══ Material for the task

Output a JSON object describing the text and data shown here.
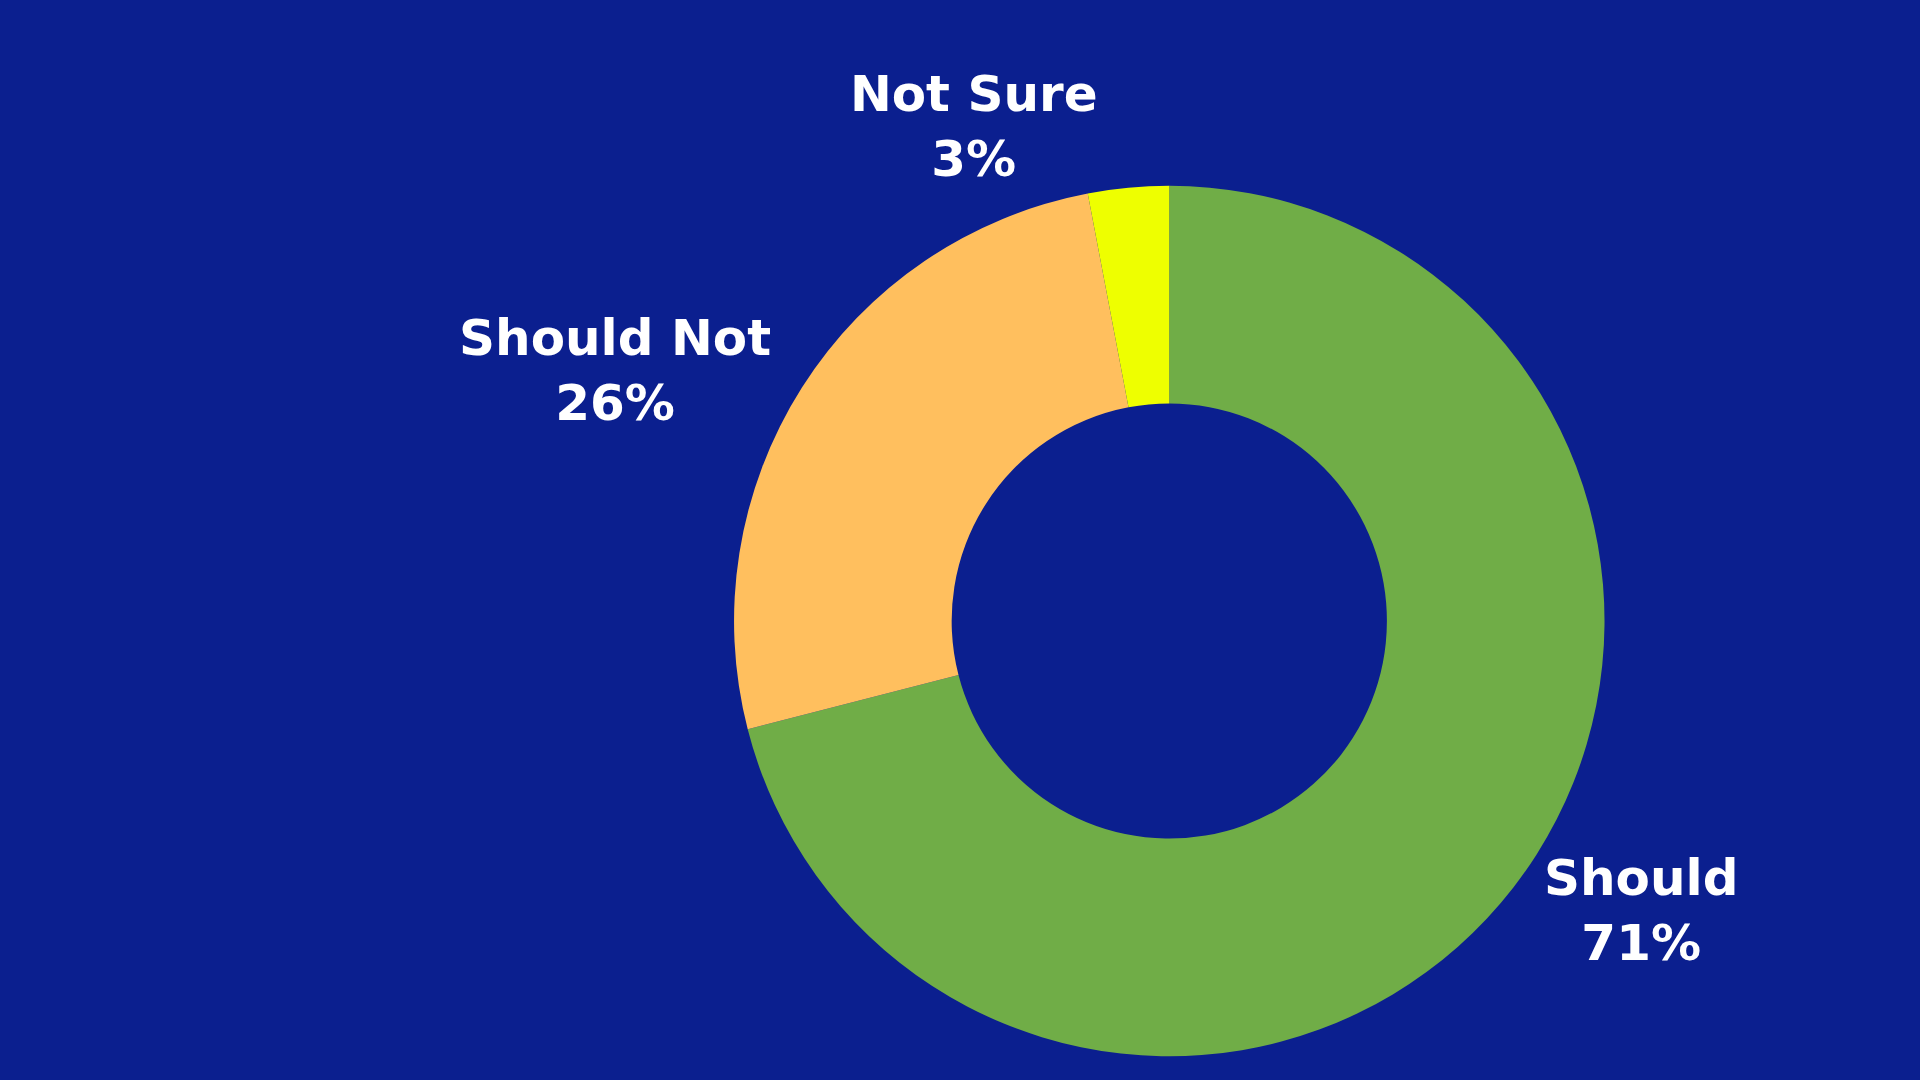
{
  "chart_data": {
    "type": "donut",
    "categories": [
      "Should",
      "Should Not",
      "Not Sure"
    ],
    "values": [
      71,
      26,
      3
    ],
    "value_labels": [
      "71%",
      "26%",
      "3%"
    ],
    "colors": [
      "#70ad47",
      "#ffbf5e",
      "#eeff00"
    ],
    "legend": false
  }
}
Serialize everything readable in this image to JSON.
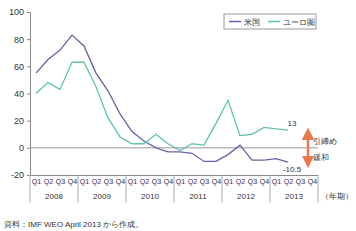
{
  "chart_data": {
    "type": "line",
    "categories": [
      "Q1",
      "Q2",
      "Q3",
      "Q4",
      "Q1",
      "Q2",
      "Q3",
      "Q4",
      "Q1",
      "Q2",
      "Q3",
      "Q4",
      "Q1",
      "Q2",
      "Q3",
      "Q4",
      "Q1",
      "Q2",
      "Q3",
      "Q4",
      "Q1",
      "Q2",
      "Q3",
      "Q4"
    ],
    "years": [
      "2008",
      "2009",
      "2010",
      "2011",
      "2012",
      "2013"
    ],
    "xlabel": "（年期）",
    "source": "資料：IMF WEO April 2013 から作成。",
    "ylim": [
      -20,
      100
    ],
    "yticks": [
      -20,
      0,
      20,
      40,
      60,
      80,
      100
    ],
    "grid": false,
    "legend": "upper right",
    "series": [
      {
        "name": "米国",
        "color": "#6a5fa8",
        "values": [
          55,
          65,
          72,
          83,
          75,
          55,
          42,
          25,
          12,
          5,
          0,
          -3,
          -3,
          -4,
          -10,
          -10,
          -5,
          2,
          -9,
          -9,
          -8,
          -10.5,
          null,
          null
        ]
      },
      {
        "name": "ユーロ圏",
        "color": "#5fc4a8",
        "values": [
          40,
          48,
          43,
          63,
          63,
          45,
          22,
          8,
          3,
          3,
          10,
          3,
          -2,
          3,
          2,
          18,
          35,
          9,
          10,
          15,
          14,
          13,
          null,
          null
        ]
      }
    ],
    "annotations": [
      {
        "text": "13",
        "series": 1,
        "index": 21
      },
      {
        "text": "-10.5",
        "series": 0,
        "index": 21
      },
      {
        "text": "引締め"
      },
      {
        "text": "緩和"
      }
    ]
  }
}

════

## [Instruction]
Find "JSON". Copy every line it occurs in.

## [Worked answer]
Output a JSON object describing the text and data shown here.
Serialize everything readable in this image to JSON.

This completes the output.